**EXERCISE BRIEF:**
Each record below must be returned exactly as shown.

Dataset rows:
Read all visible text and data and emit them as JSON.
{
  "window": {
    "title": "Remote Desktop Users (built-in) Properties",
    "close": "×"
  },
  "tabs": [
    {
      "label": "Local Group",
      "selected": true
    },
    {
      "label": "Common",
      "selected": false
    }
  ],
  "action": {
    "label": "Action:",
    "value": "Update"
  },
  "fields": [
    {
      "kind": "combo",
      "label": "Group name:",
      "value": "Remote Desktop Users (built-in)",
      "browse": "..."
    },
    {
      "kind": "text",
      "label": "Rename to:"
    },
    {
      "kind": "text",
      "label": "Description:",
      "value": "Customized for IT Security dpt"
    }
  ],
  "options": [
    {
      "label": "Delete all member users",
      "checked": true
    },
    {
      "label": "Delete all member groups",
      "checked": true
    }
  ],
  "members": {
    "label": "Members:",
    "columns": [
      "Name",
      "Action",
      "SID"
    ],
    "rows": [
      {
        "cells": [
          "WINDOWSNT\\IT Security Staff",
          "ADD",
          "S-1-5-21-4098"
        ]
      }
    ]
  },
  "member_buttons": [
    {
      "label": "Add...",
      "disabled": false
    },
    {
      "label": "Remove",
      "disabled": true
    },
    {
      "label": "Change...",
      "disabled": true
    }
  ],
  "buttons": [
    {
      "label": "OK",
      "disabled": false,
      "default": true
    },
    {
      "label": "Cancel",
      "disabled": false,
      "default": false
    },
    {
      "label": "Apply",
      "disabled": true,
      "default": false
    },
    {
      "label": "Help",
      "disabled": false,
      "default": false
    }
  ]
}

**CORRECT OUTPUT:**
Read all visible text and data and emit them as JSON.
{
  "window": {
    "title": "Remote Desktop Users (built-in) Properties",
    "close": "×"
  },
  "tabs": [
    {
      "label": "Local Group",
      "selected": true
    },
    {
      "label": "Common",
      "selected": false
    }
  ],
  "action": {
    "label": "Action:",
    "value": "Update"
  },
  "fields": [
    {
      "kind": "combo",
      "label": "Group name:",
      "value": "Remote Desktop Users (built-in)",
      "browse": "..."
    },
    {
      "kind": "text",
      "label": "Rename to:"
    },
    {
      "kind": "text",
      "label": "Description:",
      "value": "Customized for IT Security dpt"
    }
  ],
  "options": [
    {
      "label": "Delete all member users",
      "checked": true
    },
    {
      "label": "Delete all member groups",
      "checked": true
    }
  ],
  "members": {
    "label": "Members:",
    "columns": [
      "Name",
      "Action",
      "SID"
    ],
    "rows": [
      {
        "cells": [
          "WINDOWSNT\\IT Security Staff",
          "ADD",
          "S-1-5-21-4098"
        ]
      }
    ]
  },
  "member_buttons": [
    {
      "label": "Add...",
      "disabled": false
    },
    {
      "label": "Remove",
      "disabled": true
    },
    {
      "label": "Change...",
      "disabled": true
    }
  ],
  "buttons": [
    {
      "label": "OK",
      "disabled": false,
      "default": true
    },
    {
      "label": "Cancel",
      "disabled": false,
      "default": false
    },
    {
      "label": "Apply",
      "disabled": true,
      "default": false
    },
    {
      "label": "Help",
      "disabled": false,
      "default": false
    }
  ]
}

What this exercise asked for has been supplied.